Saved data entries
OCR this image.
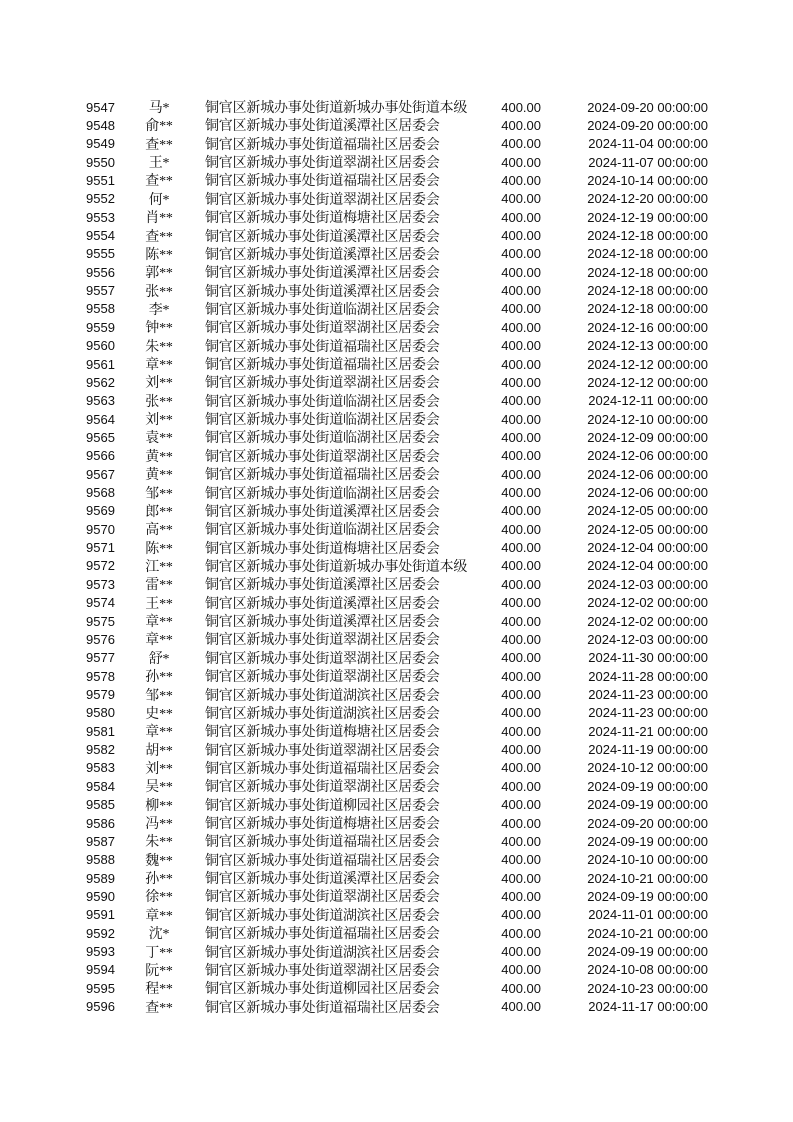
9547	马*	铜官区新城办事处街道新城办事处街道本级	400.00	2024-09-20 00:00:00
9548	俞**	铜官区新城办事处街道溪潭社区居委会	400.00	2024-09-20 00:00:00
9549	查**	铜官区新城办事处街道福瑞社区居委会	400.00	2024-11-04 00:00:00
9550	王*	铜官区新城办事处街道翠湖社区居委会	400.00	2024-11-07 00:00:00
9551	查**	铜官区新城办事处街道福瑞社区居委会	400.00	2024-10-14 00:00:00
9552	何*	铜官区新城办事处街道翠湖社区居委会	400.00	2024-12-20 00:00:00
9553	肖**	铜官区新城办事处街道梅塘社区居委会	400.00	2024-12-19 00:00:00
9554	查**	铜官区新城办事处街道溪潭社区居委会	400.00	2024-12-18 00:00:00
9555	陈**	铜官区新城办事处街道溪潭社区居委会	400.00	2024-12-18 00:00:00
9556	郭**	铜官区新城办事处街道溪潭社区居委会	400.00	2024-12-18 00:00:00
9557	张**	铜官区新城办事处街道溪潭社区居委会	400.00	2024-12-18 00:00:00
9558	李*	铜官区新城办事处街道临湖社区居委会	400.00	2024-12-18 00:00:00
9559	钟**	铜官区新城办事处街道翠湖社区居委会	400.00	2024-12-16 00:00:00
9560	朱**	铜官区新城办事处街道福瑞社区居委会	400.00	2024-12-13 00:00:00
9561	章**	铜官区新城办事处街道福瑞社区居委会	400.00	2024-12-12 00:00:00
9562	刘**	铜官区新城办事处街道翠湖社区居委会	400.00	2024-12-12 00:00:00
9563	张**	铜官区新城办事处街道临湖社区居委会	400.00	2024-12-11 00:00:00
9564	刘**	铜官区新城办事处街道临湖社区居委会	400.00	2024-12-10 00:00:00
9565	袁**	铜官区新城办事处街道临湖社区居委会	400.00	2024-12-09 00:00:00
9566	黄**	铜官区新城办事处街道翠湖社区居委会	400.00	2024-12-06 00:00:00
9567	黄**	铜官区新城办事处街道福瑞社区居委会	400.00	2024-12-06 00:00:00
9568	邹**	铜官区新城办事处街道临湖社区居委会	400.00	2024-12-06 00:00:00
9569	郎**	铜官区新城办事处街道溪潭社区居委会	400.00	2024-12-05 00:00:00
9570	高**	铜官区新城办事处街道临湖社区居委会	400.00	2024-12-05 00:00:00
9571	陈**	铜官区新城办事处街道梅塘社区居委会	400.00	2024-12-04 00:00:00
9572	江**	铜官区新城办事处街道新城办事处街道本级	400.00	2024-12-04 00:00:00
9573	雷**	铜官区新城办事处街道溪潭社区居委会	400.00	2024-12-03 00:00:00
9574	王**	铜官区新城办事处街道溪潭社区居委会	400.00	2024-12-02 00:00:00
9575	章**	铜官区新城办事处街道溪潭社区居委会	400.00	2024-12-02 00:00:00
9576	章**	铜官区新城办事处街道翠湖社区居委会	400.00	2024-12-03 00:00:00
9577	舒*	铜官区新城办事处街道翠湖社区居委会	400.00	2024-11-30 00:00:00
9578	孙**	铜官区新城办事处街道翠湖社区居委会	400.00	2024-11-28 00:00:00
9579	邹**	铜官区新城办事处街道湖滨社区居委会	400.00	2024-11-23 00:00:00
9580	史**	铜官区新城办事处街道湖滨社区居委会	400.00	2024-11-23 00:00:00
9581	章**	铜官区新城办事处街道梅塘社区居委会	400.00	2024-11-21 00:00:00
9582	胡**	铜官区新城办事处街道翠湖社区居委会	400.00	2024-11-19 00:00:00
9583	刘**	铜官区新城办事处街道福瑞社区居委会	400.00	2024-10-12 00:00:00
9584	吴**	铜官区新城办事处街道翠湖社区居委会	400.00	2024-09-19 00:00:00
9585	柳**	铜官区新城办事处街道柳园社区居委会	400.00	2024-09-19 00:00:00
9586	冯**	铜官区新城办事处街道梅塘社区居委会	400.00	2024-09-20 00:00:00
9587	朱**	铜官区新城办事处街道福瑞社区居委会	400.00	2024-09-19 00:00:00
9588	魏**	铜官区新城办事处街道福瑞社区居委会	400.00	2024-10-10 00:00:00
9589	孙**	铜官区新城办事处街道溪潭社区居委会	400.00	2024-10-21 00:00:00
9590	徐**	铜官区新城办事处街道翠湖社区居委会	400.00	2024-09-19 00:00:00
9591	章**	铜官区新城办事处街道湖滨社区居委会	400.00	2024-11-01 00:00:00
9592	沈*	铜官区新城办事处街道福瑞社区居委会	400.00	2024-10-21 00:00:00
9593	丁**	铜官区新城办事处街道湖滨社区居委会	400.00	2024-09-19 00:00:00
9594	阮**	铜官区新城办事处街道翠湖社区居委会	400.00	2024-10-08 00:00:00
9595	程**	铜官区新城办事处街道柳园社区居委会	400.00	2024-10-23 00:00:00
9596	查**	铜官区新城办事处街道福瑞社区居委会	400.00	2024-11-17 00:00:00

--

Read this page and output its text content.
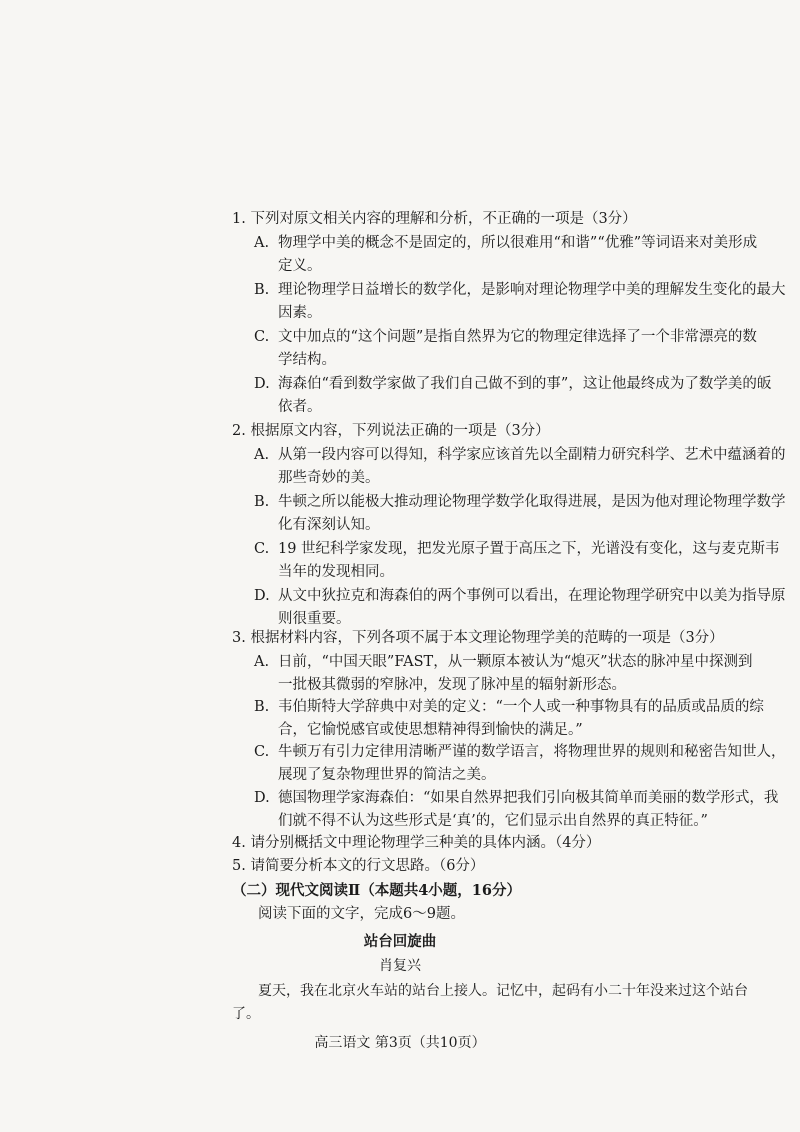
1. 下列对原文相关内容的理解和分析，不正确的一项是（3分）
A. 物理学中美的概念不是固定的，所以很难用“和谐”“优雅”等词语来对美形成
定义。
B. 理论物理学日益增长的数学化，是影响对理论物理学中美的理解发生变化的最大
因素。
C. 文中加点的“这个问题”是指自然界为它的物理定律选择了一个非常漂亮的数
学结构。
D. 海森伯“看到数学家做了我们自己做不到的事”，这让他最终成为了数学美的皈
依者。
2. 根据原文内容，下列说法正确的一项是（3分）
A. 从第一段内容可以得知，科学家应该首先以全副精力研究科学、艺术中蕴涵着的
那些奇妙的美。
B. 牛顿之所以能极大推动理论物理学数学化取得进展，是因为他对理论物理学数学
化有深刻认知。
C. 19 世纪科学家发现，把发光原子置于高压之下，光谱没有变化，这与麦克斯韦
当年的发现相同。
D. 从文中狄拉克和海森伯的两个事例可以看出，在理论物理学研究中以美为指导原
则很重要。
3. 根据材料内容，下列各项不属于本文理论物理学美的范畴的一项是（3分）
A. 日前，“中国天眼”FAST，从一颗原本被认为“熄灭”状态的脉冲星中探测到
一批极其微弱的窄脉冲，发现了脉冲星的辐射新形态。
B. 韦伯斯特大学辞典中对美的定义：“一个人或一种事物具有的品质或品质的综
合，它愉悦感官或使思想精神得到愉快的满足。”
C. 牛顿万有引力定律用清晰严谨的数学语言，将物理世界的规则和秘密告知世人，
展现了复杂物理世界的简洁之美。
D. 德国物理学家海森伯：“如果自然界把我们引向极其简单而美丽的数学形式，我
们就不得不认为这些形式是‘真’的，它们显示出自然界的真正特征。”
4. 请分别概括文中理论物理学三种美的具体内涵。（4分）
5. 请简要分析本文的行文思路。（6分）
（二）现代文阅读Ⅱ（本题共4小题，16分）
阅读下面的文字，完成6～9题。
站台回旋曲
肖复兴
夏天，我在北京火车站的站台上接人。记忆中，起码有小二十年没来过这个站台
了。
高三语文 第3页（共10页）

**Task details**
Find each line that has the word "this", then copy it out.

**Exercise output**
OCR this image.
Read this page and output its text content.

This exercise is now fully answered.